++++ Data excerpts
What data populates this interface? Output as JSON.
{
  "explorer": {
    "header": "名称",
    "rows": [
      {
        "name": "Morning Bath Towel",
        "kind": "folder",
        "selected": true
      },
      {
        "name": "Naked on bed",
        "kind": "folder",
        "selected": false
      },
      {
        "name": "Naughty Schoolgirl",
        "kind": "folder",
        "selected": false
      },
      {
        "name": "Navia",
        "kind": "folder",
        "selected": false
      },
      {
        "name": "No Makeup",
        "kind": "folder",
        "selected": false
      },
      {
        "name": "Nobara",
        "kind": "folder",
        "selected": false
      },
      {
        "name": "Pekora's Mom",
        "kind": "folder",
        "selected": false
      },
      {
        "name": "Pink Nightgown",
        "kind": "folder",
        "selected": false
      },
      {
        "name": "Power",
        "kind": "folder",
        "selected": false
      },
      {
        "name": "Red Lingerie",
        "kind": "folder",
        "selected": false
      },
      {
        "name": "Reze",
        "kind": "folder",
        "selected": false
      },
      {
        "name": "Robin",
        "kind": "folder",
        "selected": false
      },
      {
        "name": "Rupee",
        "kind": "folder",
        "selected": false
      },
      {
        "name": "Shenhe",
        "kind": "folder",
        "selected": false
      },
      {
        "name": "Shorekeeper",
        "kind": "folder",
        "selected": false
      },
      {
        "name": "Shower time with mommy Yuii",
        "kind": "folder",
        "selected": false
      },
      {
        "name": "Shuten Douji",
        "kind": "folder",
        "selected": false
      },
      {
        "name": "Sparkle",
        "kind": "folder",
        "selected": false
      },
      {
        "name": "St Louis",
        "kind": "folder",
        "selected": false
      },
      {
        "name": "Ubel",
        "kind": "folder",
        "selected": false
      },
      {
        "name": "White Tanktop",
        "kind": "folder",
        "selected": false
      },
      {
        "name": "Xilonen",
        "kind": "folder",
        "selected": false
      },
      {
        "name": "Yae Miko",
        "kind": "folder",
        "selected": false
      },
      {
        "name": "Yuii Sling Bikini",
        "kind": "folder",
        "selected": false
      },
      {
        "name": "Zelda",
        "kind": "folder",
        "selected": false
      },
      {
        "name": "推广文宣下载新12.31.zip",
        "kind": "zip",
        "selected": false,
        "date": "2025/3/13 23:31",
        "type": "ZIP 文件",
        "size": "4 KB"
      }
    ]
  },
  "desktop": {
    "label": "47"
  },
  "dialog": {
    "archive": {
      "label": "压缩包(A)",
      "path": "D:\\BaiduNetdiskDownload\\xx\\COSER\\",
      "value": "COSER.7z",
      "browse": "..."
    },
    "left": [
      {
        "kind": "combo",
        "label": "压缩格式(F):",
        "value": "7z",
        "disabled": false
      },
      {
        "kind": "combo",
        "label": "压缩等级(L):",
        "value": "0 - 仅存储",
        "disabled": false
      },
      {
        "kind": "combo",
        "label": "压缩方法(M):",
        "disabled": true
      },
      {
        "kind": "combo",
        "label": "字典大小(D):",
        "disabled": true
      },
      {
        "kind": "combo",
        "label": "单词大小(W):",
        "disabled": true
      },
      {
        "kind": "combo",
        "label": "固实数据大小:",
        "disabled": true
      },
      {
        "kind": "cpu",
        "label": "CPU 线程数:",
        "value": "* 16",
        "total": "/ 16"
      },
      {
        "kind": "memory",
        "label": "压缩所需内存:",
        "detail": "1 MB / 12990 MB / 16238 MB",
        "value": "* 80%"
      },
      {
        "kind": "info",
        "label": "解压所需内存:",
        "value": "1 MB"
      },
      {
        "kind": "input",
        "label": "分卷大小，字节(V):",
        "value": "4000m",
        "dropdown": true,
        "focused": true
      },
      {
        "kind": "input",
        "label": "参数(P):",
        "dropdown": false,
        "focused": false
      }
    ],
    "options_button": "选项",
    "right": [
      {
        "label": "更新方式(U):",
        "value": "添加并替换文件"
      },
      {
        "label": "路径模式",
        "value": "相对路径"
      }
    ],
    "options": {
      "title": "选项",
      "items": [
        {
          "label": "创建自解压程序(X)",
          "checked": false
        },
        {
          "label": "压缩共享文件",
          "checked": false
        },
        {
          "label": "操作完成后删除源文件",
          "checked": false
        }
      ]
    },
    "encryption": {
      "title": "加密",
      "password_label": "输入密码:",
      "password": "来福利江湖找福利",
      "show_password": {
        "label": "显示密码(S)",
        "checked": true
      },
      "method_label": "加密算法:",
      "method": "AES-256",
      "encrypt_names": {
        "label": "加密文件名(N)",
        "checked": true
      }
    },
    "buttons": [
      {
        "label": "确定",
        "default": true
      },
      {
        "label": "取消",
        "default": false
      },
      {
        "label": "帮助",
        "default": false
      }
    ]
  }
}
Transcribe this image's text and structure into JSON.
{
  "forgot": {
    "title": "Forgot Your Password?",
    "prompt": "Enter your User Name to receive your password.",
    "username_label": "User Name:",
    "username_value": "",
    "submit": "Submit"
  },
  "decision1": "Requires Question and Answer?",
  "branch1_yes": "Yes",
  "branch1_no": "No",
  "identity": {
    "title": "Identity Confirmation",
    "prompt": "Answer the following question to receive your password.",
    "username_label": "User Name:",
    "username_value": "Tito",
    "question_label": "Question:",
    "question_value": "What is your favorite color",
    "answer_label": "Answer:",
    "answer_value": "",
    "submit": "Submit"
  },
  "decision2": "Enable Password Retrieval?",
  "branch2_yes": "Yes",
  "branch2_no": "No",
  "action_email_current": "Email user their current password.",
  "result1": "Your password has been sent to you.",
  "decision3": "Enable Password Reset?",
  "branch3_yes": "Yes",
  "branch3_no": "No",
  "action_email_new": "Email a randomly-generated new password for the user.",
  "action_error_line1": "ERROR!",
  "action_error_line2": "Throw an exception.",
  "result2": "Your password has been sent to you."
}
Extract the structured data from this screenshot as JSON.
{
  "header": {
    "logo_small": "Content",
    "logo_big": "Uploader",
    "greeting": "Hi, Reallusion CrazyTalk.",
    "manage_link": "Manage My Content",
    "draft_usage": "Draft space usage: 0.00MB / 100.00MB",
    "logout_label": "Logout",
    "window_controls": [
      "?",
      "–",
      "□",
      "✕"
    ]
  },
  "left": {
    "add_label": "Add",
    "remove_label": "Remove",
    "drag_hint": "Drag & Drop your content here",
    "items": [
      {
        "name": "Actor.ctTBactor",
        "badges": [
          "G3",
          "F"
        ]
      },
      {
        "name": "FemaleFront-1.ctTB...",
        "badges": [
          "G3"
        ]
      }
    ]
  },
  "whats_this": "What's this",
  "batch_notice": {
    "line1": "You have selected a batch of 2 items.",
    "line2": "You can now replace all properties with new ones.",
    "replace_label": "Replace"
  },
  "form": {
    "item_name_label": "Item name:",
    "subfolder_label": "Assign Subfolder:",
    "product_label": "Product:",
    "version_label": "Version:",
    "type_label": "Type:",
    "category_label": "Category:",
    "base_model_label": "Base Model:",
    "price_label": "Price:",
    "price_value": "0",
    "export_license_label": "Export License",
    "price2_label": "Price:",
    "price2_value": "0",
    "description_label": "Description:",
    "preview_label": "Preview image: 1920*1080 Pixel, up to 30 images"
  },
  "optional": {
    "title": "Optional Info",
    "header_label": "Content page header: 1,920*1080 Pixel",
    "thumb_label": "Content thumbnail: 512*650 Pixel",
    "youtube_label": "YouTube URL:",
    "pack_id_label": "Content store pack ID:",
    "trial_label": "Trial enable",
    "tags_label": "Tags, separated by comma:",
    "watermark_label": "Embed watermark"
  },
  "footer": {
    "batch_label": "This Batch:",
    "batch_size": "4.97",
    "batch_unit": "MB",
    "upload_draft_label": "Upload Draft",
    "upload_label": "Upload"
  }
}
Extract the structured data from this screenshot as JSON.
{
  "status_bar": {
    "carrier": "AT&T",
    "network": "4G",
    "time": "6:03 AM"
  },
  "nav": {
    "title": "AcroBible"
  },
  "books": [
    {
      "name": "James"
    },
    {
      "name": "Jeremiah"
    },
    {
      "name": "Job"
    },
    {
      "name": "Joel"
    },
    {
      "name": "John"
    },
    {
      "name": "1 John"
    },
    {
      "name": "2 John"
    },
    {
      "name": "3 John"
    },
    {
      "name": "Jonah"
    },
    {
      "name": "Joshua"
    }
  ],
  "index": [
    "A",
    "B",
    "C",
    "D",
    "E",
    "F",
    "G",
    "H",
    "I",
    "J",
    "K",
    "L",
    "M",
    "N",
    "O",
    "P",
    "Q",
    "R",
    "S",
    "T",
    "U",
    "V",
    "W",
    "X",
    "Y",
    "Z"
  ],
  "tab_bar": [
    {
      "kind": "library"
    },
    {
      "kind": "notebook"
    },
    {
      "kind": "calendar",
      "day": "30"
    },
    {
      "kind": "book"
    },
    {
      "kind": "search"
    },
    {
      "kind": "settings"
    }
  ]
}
++++++++
_What to work on_
Read the entries above, then pull out the lines that include "been".

_Right answer_
  "result1": "Your password has been sent to you.",
  "result2": "Your password has been sent to you."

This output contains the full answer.